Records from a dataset
· · · · · · ·

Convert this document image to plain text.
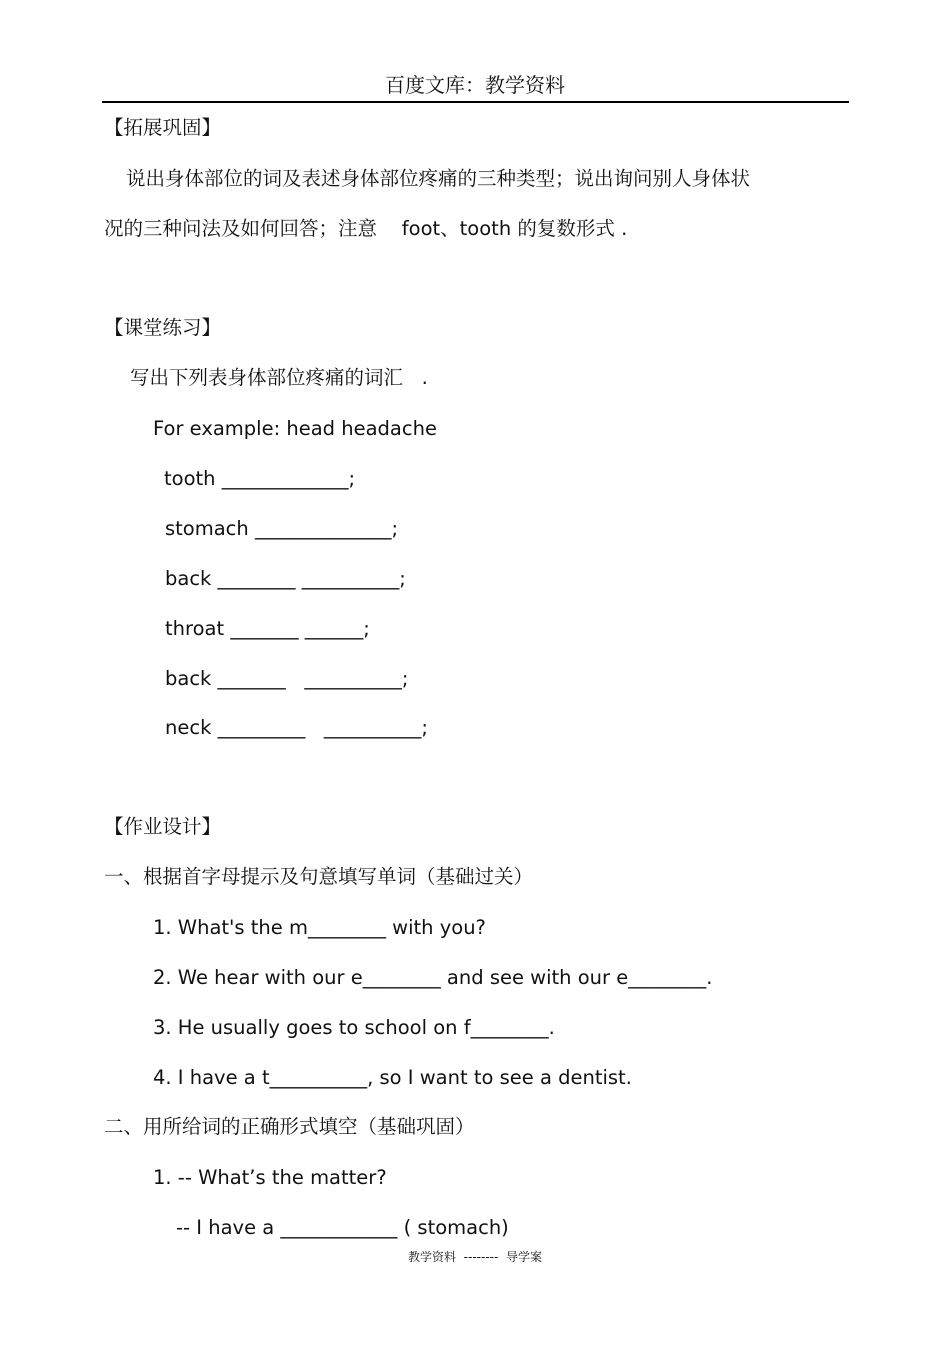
百度文库：教学资料
【拓展巩固】
说出身体部位的词及表述身体部位疼痛的三种类型；说出询问别人身体状
况的三种问法及如何回答；注意    foot、tooth 的复数形式 .
【课堂练习】
写出下列表身体部位疼痛的词汇   .
For example: head headache
tooth _____________;
stomach ______________;
back ________ __________;
throat _______ ______;
back _______   __________;
neck _________   __________;
【作业设计】
一、根据首字母提示及句意填写单词（基础过关）
1. What's the m________ with you?
2. We hear with our e________ and see with our e________.
3. He usually goes to school on f________.
4. I have a t__________, so I want to see a dentist.
二、用所给词的正确形式填空（基础巩固）
1. -- What’s the matter?
-- I have a ____________ ( stomach)
教学资料  --------  导学案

· · · · · · ·

**DIRECTIONS FOR THIS TASK:**
Working from the lines above, reproduce the material exactly and exclude its pictures.

**WRITTEN ANSWER:**
Convert this document image to plain text.
百度文库：教学资料
【拓展巩固】
说出身体部位的词及表述身体部位疼痛的三种类型；说出询问别人身体状
况的三种问法及如何回答；注意    foot、tooth 的复数形式 .
【课堂练习】
写出下列表身体部位疼痛的词汇   .
For example: head headache
tooth _____________;
stomach ______________;
back ________ __________;
throat _______ ______;
back _______   __________;
neck _________   __________;
【作业设计】
一、根据首字母提示及句意填写单词（基础过关）
1. What's the m________ with you?
2. We hear with our e________ and see with our e________.
3. He usually goes to school on f________.
4. I have a t__________, so I want to see a dentist.
二、用所给词的正确形式填空（基础巩固）
1. -- What’s the matter?
-- I have a ____________ ( stomach)
教学资料  --------  导学案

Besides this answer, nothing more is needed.